(Stored entries)
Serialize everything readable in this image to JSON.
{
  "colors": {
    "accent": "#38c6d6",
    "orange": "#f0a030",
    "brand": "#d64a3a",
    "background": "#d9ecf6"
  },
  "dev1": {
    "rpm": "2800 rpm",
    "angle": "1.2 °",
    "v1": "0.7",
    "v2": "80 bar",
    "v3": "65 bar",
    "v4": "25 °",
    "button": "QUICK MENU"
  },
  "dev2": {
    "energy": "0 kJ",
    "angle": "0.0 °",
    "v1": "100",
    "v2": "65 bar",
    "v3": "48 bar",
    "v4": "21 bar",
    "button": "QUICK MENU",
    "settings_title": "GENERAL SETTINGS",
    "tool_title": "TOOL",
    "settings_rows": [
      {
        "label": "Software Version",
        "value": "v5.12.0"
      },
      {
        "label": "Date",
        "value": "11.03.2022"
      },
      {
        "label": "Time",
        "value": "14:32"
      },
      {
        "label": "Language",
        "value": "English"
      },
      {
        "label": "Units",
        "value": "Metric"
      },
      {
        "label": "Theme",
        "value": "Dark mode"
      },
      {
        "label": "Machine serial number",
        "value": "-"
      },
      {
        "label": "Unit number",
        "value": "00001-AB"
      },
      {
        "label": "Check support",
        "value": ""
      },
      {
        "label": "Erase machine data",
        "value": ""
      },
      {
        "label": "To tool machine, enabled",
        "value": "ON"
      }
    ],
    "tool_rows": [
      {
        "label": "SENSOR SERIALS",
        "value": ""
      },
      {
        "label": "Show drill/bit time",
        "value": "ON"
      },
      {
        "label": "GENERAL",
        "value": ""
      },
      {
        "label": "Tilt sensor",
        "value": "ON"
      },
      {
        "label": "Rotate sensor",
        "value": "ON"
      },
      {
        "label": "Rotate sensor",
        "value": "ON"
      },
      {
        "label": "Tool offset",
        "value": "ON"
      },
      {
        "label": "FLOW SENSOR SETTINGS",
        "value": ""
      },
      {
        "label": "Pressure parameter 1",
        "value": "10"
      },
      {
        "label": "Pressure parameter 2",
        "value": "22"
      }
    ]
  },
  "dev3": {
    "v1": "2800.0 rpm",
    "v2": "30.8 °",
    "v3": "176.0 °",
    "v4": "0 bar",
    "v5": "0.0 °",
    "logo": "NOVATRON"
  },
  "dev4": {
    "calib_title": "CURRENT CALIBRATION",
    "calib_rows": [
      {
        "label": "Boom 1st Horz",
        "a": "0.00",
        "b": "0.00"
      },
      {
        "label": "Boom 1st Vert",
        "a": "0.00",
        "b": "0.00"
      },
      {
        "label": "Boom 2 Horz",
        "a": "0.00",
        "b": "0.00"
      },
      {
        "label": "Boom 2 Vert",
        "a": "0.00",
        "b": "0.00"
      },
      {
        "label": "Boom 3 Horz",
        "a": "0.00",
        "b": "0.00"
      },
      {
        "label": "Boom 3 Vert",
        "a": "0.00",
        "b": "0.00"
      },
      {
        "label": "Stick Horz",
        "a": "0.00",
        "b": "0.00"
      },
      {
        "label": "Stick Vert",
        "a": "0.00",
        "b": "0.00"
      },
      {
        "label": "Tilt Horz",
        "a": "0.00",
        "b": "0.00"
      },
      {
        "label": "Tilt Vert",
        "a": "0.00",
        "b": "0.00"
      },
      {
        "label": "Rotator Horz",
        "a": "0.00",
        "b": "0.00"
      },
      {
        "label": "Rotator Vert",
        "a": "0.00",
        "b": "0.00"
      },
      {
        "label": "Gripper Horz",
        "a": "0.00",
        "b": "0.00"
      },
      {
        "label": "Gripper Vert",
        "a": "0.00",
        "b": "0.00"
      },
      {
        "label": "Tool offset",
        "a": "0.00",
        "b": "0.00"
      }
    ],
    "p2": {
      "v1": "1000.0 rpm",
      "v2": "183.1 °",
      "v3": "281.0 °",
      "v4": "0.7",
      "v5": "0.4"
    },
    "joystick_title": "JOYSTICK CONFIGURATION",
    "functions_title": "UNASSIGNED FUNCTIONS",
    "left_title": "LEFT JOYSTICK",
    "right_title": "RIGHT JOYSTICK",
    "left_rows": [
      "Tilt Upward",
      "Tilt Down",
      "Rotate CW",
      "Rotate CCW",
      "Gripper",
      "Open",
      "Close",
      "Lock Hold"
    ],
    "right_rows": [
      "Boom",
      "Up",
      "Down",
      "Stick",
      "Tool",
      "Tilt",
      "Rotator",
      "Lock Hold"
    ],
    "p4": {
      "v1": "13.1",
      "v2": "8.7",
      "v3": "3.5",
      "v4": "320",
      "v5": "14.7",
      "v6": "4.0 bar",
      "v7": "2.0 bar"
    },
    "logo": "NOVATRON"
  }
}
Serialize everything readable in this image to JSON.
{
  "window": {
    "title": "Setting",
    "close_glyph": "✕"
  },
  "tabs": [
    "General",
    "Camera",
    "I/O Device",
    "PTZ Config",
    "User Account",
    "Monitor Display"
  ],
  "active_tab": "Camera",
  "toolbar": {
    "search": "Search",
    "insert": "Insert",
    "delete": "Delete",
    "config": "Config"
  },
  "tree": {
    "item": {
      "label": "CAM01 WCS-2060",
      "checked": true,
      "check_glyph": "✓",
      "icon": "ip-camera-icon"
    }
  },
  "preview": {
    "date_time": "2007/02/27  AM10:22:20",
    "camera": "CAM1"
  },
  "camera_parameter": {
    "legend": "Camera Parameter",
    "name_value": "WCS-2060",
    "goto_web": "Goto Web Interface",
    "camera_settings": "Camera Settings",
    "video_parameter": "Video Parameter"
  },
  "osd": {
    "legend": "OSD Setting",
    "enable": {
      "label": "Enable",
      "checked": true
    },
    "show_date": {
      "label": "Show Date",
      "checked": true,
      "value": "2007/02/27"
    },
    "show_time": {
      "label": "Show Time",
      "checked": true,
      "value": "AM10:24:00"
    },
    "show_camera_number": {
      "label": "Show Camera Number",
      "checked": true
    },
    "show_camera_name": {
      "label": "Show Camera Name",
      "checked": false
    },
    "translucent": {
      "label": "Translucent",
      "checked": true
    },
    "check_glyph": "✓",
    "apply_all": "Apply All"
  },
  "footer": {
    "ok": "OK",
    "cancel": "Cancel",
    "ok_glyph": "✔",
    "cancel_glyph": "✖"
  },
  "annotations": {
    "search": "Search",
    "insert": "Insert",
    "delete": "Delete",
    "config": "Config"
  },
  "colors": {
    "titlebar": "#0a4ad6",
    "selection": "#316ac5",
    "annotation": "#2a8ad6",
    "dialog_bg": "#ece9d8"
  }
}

Task objective ->
Each line above is to be repeated exactly.

Output of the exercise ->
Serialize everything readable in this image to JSON.
{
  "colors": {
    "accent": "#38c6d6",
    "orange": "#f0a030",
    "brand": "#d64a3a",
    "background": "#d9ecf6"
  },
  "dev1": {
    "rpm": "2800 rpm",
    "angle": "1.2 °",
    "v1": "0.7",
    "v2": "80 bar",
    "v3": "65 bar",
    "v4": "25 °",
    "button": "QUICK MENU"
  },
  "dev2": {
    "energy": "0 kJ",
    "angle": "0.0 °",
    "v1": "100",
    "v2": "65 bar",
    "v3": "48 bar",
    "v4": "21 bar",
    "button": "QUICK MENU",
    "settings_title": "GENERAL SETTINGS",
    "tool_title": "TOOL",
    "settings_rows": [
      {
        "label": "Software Version",
        "value": "v5.12.0"
      },
      {
        "label": "Date",
        "value": "11.03.2022"
      },
      {
        "label": "Time",
        "value": "14:32"
      },
      {
        "label": "Language",
        "value": "English"
      },
      {
        "label": "Units",
        "value": "Metric"
      },
      {
        "label": "Theme",
        "value": "Dark mode"
      },
      {
        "label": "Machine serial number",
        "value": "-"
      },
      {
        "label": "Unit number",
        "value": "00001-AB"
      },
      {
        "label": "Check support",
        "value": ""
      },
      {
        "label": "Erase machine data",
        "value": ""
      },
      {
        "label": "To tool machine, enabled",
        "value": "ON"
      }
    ],
    "tool_rows": [
      {
        "label": "SENSOR SERIALS",
        "value": ""
      },
      {
        "label": "Show drill/bit time",
        "value": "ON"
      },
      {
        "label": "GENERAL",
        "value": ""
      },
      {
        "label": "Tilt sensor",
        "value": "ON"
      },
      {
        "label": "Rotate sensor",
        "value": "ON"
      },
      {
        "label": "Rotate sensor",
        "value": "ON"
      },
      {
        "label": "Tool offset",
        "value": "ON"
      },
      {
        "label": "FLOW SENSOR SETTINGS",
        "value": ""
      },
      {
        "label": "Pressure parameter 1",
        "value": "10"
      },
      {
        "label": "Pressure parameter 2",
        "value": "22"
      }
    ]
  },
  "dev3": {
    "v1": "2800.0 rpm",
    "v2": "30.8 °",
    "v3": "176.0 °",
    "v4": "0 bar",
    "v5": "0.0 °",
    "logo": "NOVATRON"
  },
  "dev4": {
    "calib_title": "CURRENT CALIBRATION",
    "calib_rows": [
      {
        "label": "Boom 1st Horz",
        "a": "0.00",
        "b": "0.00"
      },
      {
        "label": "Boom 1st Vert",
        "a": "0.00",
        "b": "0.00"
      },
      {
        "label": "Boom 2 Horz",
        "a": "0.00",
        "b": "0.00"
      },
      {
        "label": "Boom 2 Vert",
        "a": "0.00",
        "b": "0.00"
      },
      {
        "label": "Boom 3 Horz",
        "a": "0.00",
        "b": "0.00"
      },
      {
        "label": "Boom 3 Vert",
        "a": "0.00",
        "b": "0.00"
      },
      {
        "label": "Stick Horz",
        "a": "0.00",
        "b": "0.00"
      },
      {
        "label": "Stick Vert",
        "a": "0.00",
        "b": "0.00"
      },
      {
        "label": "Tilt Horz",
        "a": "0.00",
        "b": "0.00"
      },
      {
        "label": "Tilt Vert",
        "a": "0.00",
        "b": "0.00"
      },
      {
        "label": "Rotator Horz",
        "a": "0.00",
        "b": "0.00"
      },
      {
        "label": "Rotator Vert",
        "a": "0.00",
        "b": "0.00"
      },
      {
        "label": "Gripper Horz",
        "a": "0.00",
        "b": "0.00"
      },
      {
        "label": "Gripper Vert",
        "a": "0.00",
        "b": "0.00"
      },
      {
        "label": "Tool offset",
        "a": "0.00",
        "b": "0.00"
      }
    ],
    "p2": {
      "v1": "1000.0 rpm",
      "v2": "183.1 °",
      "v3": "281.0 °",
      "v4": "0.7",
      "v5": "0.4"
    },
    "joystick_title": "JOYSTICK CONFIGURATION",
    "functions_title": "UNASSIGNED FUNCTIONS",
    "left_title": "LEFT JOYSTICK",
    "right_title": "RIGHT JOYSTICK",
    "left_rows": [
      "Tilt Upward",
      "Tilt Down",
      "Rotate CW",
      "Rotate CCW",
      "Gripper",
      "Open",
      "Close",
      "Lock Hold"
    ],
    "right_rows": [
      "Boom",
      "Up",
      "Down",
      "Stick",
      "Tool",
      "Tilt",
      "Rotator",
      "Lock Hold"
    ],
    "p4": {
      "v1": "13.1",
      "v2": "8.7",
      "v3": "3.5",
      "v4": "320",
      "v5": "14.7",
      "v6": "4.0 bar",
      "v7": "2.0 bar"
    },
    "logo": "NOVATRON"
  }
}
Serialize everything readable in this image to JSON.
{
  "window": {
    "title": "Setting",
    "close_glyph": "✕"
  },
  "tabs": [
    "General",
    "Camera",
    "I/O Device",
    "PTZ Config",
    "User Account",
    "Monitor Display"
  ],
  "active_tab": "Camera",
  "toolbar": {
    "search": "Search",
    "insert": "Insert",
    "delete": "Delete",
    "config": "Config"
  },
  "tree": {
    "item": {
      "label": "CAM01 WCS-2060",
      "checked": true,
      "check_glyph": "✓",
      "icon": "ip-camera-icon"
    }
  },
  "preview": {
    "date_time": "2007/02/27  AM10:22:20",
    "camera": "CAM1"
  },
  "camera_parameter": {
    "legend": "Camera Parameter",
    "name_value": "WCS-2060",
    "goto_web": "Goto Web Interface",
    "camera_settings": "Camera Settings",
    "video_parameter": "Video Parameter"
  },
  "osd": {
    "legend": "OSD Setting",
    "enable": {
      "label": "Enable",
      "checked": true
    },
    "show_date": {
      "label": "Show Date",
      "checked": true,
      "value": "2007/02/27"
    },
    "show_time": {
      "label": "Show Time",
      "checked": true,
      "value": "AM10:24:00"
    },
    "show_camera_number": {
      "label": "Show Camera Number",
      "checked": true
    },
    "show_camera_name": {
      "label": "Show Camera Name",
      "checked": false
    },
    "translucent": {
      "label": "Translucent",
      "checked": true
    },
    "check_glyph": "✓",
    "apply_all": "Apply All"
  },
  "footer": {
    "ok": "OK",
    "cancel": "Cancel",
    "ok_glyph": "✔",
    "cancel_glyph": "✖"
  },
  "annotations": {
    "search": "Search",
    "insert": "Insert",
    "delete": "Delete",
    "config": "Config"
  },
  "colors": {
    "titlebar": "#0a4ad6",
    "selection": "#316ac5",
    "annotation": "#2a8ad6",
    "dialog_bg": "#ece9d8"
  }
}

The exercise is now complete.